## GIVEN EXERCISE
Each of the entries should be retyped precisely as it appears.

(Some records)
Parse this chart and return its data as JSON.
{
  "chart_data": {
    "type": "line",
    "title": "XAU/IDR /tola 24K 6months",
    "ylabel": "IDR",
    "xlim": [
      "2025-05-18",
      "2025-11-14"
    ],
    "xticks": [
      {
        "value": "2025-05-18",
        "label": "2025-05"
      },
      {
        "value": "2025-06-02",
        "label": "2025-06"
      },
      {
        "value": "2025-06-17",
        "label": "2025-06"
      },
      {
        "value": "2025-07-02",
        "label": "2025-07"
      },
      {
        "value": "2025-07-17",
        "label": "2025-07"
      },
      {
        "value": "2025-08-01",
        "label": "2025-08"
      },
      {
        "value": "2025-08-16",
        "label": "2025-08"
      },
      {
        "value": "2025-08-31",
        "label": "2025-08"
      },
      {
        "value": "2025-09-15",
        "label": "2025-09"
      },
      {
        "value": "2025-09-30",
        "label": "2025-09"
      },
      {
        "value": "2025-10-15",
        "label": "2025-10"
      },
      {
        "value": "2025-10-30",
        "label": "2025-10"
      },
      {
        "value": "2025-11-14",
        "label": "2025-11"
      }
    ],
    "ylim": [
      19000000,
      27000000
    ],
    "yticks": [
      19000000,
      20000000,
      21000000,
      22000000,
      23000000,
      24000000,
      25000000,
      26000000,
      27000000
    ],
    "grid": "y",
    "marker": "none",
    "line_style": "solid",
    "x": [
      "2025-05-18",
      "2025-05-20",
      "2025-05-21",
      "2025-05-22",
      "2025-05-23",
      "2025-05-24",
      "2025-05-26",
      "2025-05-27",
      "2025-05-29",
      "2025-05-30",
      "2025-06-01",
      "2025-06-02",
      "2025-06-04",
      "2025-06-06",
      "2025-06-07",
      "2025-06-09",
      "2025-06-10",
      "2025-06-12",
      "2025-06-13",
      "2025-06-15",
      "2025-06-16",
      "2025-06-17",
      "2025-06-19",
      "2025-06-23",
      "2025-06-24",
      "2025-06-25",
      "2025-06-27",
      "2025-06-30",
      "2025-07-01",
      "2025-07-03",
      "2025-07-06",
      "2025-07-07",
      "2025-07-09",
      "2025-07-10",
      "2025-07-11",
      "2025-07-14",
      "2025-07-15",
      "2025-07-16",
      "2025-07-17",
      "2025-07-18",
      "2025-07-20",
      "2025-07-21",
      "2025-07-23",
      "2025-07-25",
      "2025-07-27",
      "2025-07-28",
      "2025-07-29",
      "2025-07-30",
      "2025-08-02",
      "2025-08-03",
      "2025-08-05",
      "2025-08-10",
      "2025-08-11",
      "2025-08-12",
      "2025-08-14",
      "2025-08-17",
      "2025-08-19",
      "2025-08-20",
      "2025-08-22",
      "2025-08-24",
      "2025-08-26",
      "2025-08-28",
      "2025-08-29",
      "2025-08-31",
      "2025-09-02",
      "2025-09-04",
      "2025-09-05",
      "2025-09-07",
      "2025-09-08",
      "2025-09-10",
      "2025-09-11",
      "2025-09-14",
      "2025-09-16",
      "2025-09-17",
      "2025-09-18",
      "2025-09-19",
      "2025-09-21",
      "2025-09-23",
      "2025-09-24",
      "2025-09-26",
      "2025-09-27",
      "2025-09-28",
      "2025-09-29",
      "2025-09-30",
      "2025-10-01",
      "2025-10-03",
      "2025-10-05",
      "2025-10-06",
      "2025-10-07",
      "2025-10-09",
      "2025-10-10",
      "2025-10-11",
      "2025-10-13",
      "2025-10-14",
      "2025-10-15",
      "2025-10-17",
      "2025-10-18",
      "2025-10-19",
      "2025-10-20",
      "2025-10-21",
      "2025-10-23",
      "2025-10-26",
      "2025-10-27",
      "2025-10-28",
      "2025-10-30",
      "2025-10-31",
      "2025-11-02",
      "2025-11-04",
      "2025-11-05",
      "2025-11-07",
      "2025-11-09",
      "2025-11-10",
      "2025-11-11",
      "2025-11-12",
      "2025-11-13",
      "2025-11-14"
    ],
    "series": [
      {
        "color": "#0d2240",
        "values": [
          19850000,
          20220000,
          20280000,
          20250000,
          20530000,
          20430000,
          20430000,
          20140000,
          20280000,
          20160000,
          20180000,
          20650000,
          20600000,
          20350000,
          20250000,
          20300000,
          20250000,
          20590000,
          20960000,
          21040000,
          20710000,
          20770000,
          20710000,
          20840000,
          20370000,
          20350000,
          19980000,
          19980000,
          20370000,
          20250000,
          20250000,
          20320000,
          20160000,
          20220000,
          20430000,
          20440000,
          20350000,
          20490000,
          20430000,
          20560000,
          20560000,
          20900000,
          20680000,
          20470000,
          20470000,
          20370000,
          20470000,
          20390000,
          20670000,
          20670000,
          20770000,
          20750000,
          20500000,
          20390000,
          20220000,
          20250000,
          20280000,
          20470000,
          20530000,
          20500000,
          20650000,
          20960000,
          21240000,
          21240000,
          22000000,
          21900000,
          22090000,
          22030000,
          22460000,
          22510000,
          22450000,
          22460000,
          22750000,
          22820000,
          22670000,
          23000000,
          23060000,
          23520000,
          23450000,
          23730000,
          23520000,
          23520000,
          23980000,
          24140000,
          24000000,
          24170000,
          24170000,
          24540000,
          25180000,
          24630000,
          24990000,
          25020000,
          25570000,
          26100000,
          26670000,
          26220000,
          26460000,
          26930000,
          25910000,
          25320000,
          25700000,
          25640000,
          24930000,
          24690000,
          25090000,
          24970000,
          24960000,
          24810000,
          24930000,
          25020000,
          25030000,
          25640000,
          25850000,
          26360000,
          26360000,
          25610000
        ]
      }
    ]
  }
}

## THE COMPLETED TASK
Parse this chart and return its data as JSON.
{
  "chart_data": {
    "type": "line",
    "title": "XAU/IDR /tola 24K 6months",
    "ylabel": "IDR",
    "xlim": [
      "2025-05-18",
      "2025-11-14"
    ],
    "xticks": [
      {
        "value": "2025-05-18",
        "label": "2025-05"
      },
      {
        "value": "2025-06-02",
        "label": "2025-06"
      },
      {
        "value": "2025-06-17",
        "label": "2025-06"
      },
      {
        "value": "2025-07-02",
        "label": "2025-07"
      },
      {
        "value": "2025-07-17",
        "label": "2025-07"
      },
      {
        "value": "2025-08-01",
        "label": "2025-08"
      },
      {
        "value": "2025-08-16",
        "label": "2025-08"
      },
      {
        "value": "2025-08-31",
        "label": "2025-08"
      },
      {
        "value": "2025-09-15",
        "label": "2025-09"
      },
      {
        "value": "2025-09-30",
        "label": "2025-09"
      },
      {
        "value": "2025-10-15",
        "label": "2025-10"
      },
      {
        "value": "2025-10-30",
        "label": "2025-10"
      },
      {
        "value": "2025-11-14",
        "label": "2025-11"
      }
    ],
    "ylim": [
      19000000,
      27000000
    ],
    "yticks": [
      19000000,
      20000000,
      21000000,
      22000000,
      23000000,
      24000000,
      25000000,
      26000000,
      27000000
    ],
    "grid": "y",
    "marker": "none",
    "line_style": "solid",
    "x": [
      "2025-05-18",
      "2025-05-20",
      "2025-05-21",
      "2025-05-22",
      "2025-05-23",
      "2025-05-24",
      "2025-05-26",
      "2025-05-27",
      "2025-05-29",
      "2025-05-30",
      "2025-06-01",
      "2025-06-02",
      "2025-06-04",
      "2025-06-06",
      "2025-06-07",
      "2025-06-09",
      "2025-06-10",
      "2025-06-12",
      "2025-06-13",
      "2025-06-15",
      "2025-06-16",
      "2025-06-17",
      "2025-06-19",
      "2025-06-23",
      "2025-06-24",
      "2025-06-25",
      "2025-06-27",
      "2025-06-30",
      "2025-07-01",
      "2025-07-03",
      "2025-07-06",
      "2025-07-07",
      "2025-07-09",
      "2025-07-10",
      "2025-07-11",
      "2025-07-14",
      "2025-07-15",
      "2025-07-16",
      "2025-07-17",
      "2025-07-18",
      "2025-07-20",
      "2025-07-21",
      "2025-07-23",
      "2025-07-25",
      "2025-07-27",
      "2025-07-28",
      "2025-07-29",
      "2025-07-30",
      "2025-08-02",
      "2025-08-03",
      "2025-08-05",
      "2025-08-10",
      "2025-08-11",
      "2025-08-12",
      "2025-08-14",
      "2025-08-17",
      "2025-08-19",
      "2025-08-20",
      "2025-08-22",
      "2025-08-24",
      "2025-08-26",
      "2025-08-28",
      "2025-08-29",
      "2025-08-31",
      "2025-09-02",
      "2025-09-04",
      "2025-09-05",
      "2025-09-07",
      "2025-09-08",
      "2025-09-10",
      "2025-09-11",
      "2025-09-14",
      "2025-09-16",
      "2025-09-17",
      "2025-09-18",
      "2025-09-19",
      "2025-09-21",
      "2025-09-23",
      "2025-09-24",
      "2025-09-26",
      "2025-09-27",
      "2025-09-28",
      "2025-09-29",
      "2025-09-30",
      "2025-10-01",
      "2025-10-03",
      "2025-10-05",
      "2025-10-06",
      "2025-10-07",
      "2025-10-09",
      "2025-10-10",
      "2025-10-11",
      "2025-10-13",
      "2025-10-14",
      "2025-10-15",
      "2025-10-17",
      "2025-10-18",
      "2025-10-19",
      "2025-10-20",
      "2025-10-21",
      "2025-10-23",
      "2025-10-26",
      "2025-10-27",
      "2025-10-28",
      "2025-10-30",
      "2025-10-31",
      "2025-11-02",
      "2025-11-04",
      "2025-11-05",
      "2025-11-07",
      "2025-11-09",
      "2025-11-10",
      "2025-11-11",
      "2025-11-12",
      "2025-11-13",
      "2025-11-14"
    ],
    "series": [
      {
        "color": "#0d2240",
        "values": [
          19850000,
          20220000,
          20280000,
          20250000,
          20530000,
          20430000,
          20430000,
          20140000,
          20280000,
          20160000,
          20180000,
          20650000,
          20600000,
          20350000,
          20250000,
          20300000,
          20250000,
          20590000,
          20960000,
          21040000,
          20710000,
          20770000,
          20710000,
          20840000,
          20370000,
          20350000,
          19980000,
          19980000,
          20370000,
          20250000,
          20250000,
          20320000,
          20160000,
          20220000,
          20430000,
          20440000,
          20350000,
          20490000,
          20430000,
          20560000,
          20560000,
          20900000,
          20680000,
          20470000,
          20470000,
          20370000,
          20470000,
          20390000,
          20670000,
          20670000,
          20770000,
          20750000,
          20500000,
          20390000,
          20220000,
          20250000,
          20280000,
          20470000,
          20530000,
          20500000,
          20650000,
          20960000,
          21240000,
          21240000,
          22000000,
          21900000,
          22090000,
          22030000,
          22460000,
          22510000,
          22450000,
          22460000,
          22750000,
          22820000,
          22670000,
          23000000,
          23060000,
          23520000,
          23450000,
          23730000,
          23520000,
          23520000,
          23980000,
          24140000,
          24000000,
          24170000,
          24170000,
          24540000,
          25180000,
          24630000,
          24990000,
          25020000,
          25570000,
          26100000,
          26670000,
          26220000,
          26460000,
          26930000,
          25910000,
          25320000,
          25700000,
          25640000,
          24930000,
          24690000,
          25090000,
          24970000,
          24960000,
          24810000,
          24930000,
          25020000,
          25030000,
          25640000,
          25850000,
          26360000,
          26360000,
          25610000
        ]
      }
    ]
  }
}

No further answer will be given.